To be done: Write out all of the entries exactly, please.
* begin Extracted material *
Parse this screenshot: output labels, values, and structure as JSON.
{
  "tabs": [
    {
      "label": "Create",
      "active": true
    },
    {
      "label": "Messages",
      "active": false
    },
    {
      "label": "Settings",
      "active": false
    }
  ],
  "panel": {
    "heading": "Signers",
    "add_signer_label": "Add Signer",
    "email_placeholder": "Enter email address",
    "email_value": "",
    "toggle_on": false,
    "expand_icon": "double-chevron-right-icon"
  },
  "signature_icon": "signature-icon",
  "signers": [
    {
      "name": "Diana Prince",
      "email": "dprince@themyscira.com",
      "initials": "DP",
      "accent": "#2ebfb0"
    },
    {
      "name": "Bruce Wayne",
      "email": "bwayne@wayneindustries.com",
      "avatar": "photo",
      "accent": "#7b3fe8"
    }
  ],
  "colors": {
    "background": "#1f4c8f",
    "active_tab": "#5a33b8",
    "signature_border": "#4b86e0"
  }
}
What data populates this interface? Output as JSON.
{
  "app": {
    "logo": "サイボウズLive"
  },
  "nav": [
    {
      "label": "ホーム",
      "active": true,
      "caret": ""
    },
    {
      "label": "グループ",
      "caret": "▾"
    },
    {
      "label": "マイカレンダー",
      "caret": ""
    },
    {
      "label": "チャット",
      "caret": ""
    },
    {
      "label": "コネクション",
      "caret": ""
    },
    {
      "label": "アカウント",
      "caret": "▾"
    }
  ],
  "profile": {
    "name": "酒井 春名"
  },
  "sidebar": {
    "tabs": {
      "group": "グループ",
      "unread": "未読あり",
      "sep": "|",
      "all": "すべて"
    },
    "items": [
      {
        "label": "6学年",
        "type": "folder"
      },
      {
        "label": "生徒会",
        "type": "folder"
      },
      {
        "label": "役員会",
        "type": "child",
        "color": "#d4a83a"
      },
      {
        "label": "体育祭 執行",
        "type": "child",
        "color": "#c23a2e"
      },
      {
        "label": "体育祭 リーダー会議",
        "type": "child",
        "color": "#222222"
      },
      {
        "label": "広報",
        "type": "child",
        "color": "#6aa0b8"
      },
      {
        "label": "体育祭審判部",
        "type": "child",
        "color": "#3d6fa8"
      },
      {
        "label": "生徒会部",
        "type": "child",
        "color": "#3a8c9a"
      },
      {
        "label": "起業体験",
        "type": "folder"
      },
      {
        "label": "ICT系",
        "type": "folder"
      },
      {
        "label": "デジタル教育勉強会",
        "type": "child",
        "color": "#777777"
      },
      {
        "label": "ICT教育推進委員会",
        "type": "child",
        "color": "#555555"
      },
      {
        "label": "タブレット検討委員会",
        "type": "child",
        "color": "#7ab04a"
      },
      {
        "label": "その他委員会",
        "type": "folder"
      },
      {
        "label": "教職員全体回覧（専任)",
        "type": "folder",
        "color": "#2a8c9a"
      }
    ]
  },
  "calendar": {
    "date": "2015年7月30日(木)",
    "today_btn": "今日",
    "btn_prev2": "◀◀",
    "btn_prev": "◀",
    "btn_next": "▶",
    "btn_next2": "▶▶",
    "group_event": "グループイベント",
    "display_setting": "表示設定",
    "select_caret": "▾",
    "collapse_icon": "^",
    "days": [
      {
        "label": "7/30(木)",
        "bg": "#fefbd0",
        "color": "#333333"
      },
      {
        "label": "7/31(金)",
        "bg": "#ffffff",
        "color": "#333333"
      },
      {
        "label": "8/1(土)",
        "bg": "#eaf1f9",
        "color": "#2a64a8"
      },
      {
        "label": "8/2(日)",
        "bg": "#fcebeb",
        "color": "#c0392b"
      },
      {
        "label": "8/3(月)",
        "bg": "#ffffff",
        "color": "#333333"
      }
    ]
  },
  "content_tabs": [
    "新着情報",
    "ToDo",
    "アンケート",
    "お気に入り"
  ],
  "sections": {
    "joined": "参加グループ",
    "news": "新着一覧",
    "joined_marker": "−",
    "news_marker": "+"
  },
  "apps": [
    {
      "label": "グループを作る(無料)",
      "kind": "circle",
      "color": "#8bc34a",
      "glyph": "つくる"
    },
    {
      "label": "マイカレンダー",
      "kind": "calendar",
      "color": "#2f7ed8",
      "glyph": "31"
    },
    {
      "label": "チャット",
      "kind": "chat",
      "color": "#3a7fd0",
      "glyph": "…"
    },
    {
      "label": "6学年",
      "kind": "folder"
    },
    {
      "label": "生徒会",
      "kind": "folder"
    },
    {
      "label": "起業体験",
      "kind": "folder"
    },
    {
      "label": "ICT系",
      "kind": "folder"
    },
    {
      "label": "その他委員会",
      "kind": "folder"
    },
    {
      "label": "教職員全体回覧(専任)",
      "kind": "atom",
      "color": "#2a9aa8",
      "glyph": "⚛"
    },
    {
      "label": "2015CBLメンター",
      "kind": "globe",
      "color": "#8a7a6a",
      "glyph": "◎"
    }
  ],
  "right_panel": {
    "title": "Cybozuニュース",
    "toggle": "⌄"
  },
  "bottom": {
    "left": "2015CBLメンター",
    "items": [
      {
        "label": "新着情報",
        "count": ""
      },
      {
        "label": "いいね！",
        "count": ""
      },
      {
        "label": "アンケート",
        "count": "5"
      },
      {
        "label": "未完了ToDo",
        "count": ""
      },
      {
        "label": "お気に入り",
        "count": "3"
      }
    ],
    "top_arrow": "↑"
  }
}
* end Extracted material *
Solution:
Parse this screenshot: output labels, values, and structure as JSON.
{
  "tabs": [
    {
      "label": "Create",
      "active": true
    },
    {
      "label": "Messages",
      "active": false
    },
    {
      "label": "Settings",
      "active": false
    }
  ],
  "panel": {
    "heading": "Signers",
    "add_signer_label": "Add Signer",
    "email_placeholder": "Enter email address",
    "email_value": "",
    "toggle_on": false,
    "expand_icon": "double-chevron-right-icon"
  },
  "signature_icon": "signature-icon",
  "signers": [
    {
      "name": "Diana Prince",
      "email": "dprince@themyscira.com",
      "initials": "DP",
      "accent": "#2ebfb0"
    },
    {
      "name": "Bruce Wayne",
      "email": "bwayne@wayneindustries.com",
      "avatar": "photo",
      "accent": "#7b3fe8"
    }
  ],
  "colors": {
    "background": "#1f4c8f",
    "active_tab": "#5a33b8",
    "signature_border": "#4b86e0"
  }
}
What data populates this interface? Output as JSON.
{
  "app": {
    "logo": "サイボウズLive"
  },
  "nav": [
    {
      "label": "ホーム",
      "active": true,
      "caret": ""
    },
    {
      "label": "グループ",
      "caret": "▾"
    },
    {
      "label": "マイカレンダー",
      "caret": ""
    },
    {
      "label": "チャット",
      "caret": ""
    },
    {
      "label": "コネクション",
      "caret": ""
    },
    {
      "label": "アカウント",
      "caret": "▾"
    }
  ],
  "profile": {
    "name": "酒井 春名"
  },
  "sidebar": {
    "tabs": {
      "group": "グループ",
      "unread": "未読あり",
      "sep": "|",
      "all": "すべて"
    },
    "items": [
      {
        "label": "6学年",
        "type": "folder"
      },
      {
        "label": "生徒会",
        "type": "folder"
      },
      {
        "label": "役員会",
        "type": "child",
        "color": "#d4a83a"
      },
      {
        "label": "体育祭 執行",
        "type": "child",
        "color": "#c23a2e"
      },
      {
        "label": "体育祭 リーダー会議",
        "type": "child",
        "color": "#222222"
      },
      {
        "label": "広報",
        "type": "child",
        "color": "#6aa0b8"
      },
      {
        "label": "体育祭審判部",
        "type": "child",
        "color": "#3d6fa8"
      },
      {
        "label": "生徒会部",
        "type": "child",
        "color": "#3a8c9a"
      },
      {
        "label": "起業体験",
        "type": "folder"
      },
      {
        "label": "ICT系",
        "type": "folder"
      },
      {
        "label": "デジタル教育勉強会",
        "type": "child",
        "color": "#777777"
      },
      {
        "label": "ICT教育推進委員会",
        "type": "child",
        "color": "#555555"
      },
      {
        "label": "タブレット検討委員会",
        "type": "child",
        "color": "#7ab04a"
      },
      {
        "label": "その他委員会",
        "type": "folder"
      },
      {
        "label": "教職員全体回覧（専任)",
        "type": "folder",
        "color": "#2a8c9a"
      }
    ]
  },
  "calendar": {
    "date": "2015年7月30日(木)",
    "today_btn": "今日",
    "btn_prev2": "◀◀",
    "btn_prev": "◀",
    "btn_next": "▶",
    "btn_next2": "▶▶",
    "group_event": "グループイベント",
    "display_setting": "表示設定",
    "select_caret": "▾",
    "collapse_icon": "^",
    "days": [
      {
        "label": "7/30(木)",
        "bg": "#fefbd0",
        "color": "#333333"
      },
      {
        "label": "7/31(金)",
        "bg": "#ffffff",
        "color": "#333333"
      },
      {
        "label": "8/1(土)",
        "bg": "#eaf1f9",
        "color": "#2a64a8"
      },
      {
        "label": "8/2(日)",
        "bg": "#fcebeb",
        "color": "#c0392b"
      },
      {
        "label": "8/3(月)",
        "bg": "#ffffff",
        "color": "#333333"
      }
    ]
  },
  "content_tabs": [
    "新着情報",
    "ToDo",
    "アンケート",
    "お気に入り"
  ],
  "sections": {
    "joined": "参加グループ",
    "news": "新着一覧",
    "joined_marker": "−",
    "news_marker": "+"
  },
  "apps": [
    {
      "label": "グループを作る(無料)",
      "kind": "circle",
      "color": "#8bc34a",
      "glyph": "つくる"
    },
    {
      "label": "マイカレンダー",
      "kind": "calendar",
      "color": "#2f7ed8",
      "glyph": "31"
    },
    {
      "label": "チャット",
      "kind": "chat",
      "color": "#3a7fd0",
      "glyph": "…"
    },
    {
      "label": "6学年",
      "kind": "folder"
    },
    {
      "label": "生徒会",
      "kind": "folder"
    },
    {
      "label": "起業体験",
      "kind": "folder"
    },
    {
      "label": "ICT系",
      "kind": "folder"
    },
    {
      "label": "その他委員会",
      "kind": "folder"
    },
    {
      "label": "教職員全体回覧(専任)",
      "kind": "atom",
      "color": "#2a9aa8",
      "glyph": "⚛"
    },
    {
      "label": "2015CBLメンター",
      "kind": "globe",
      "color": "#8a7a6a",
      "glyph": "◎"
    }
  ],
  "right_panel": {
    "title": "Cybozuニュース",
    "toggle": "⌄"
  },
  "bottom": {
    "left": "2015CBLメンター",
    "items": [
      {
        "label": "新着情報",
        "count": ""
      },
      {
        "label": "いいね！",
        "count": ""
      },
      {
        "label": "アンケート",
        "count": "5"
      },
      {
        "label": "未完了ToDo",
        "count": ""
      },
      {
        "label": "お気に入り",
        "count": "3"
      }
    ],
    "top_arrow": "↑"
  }
}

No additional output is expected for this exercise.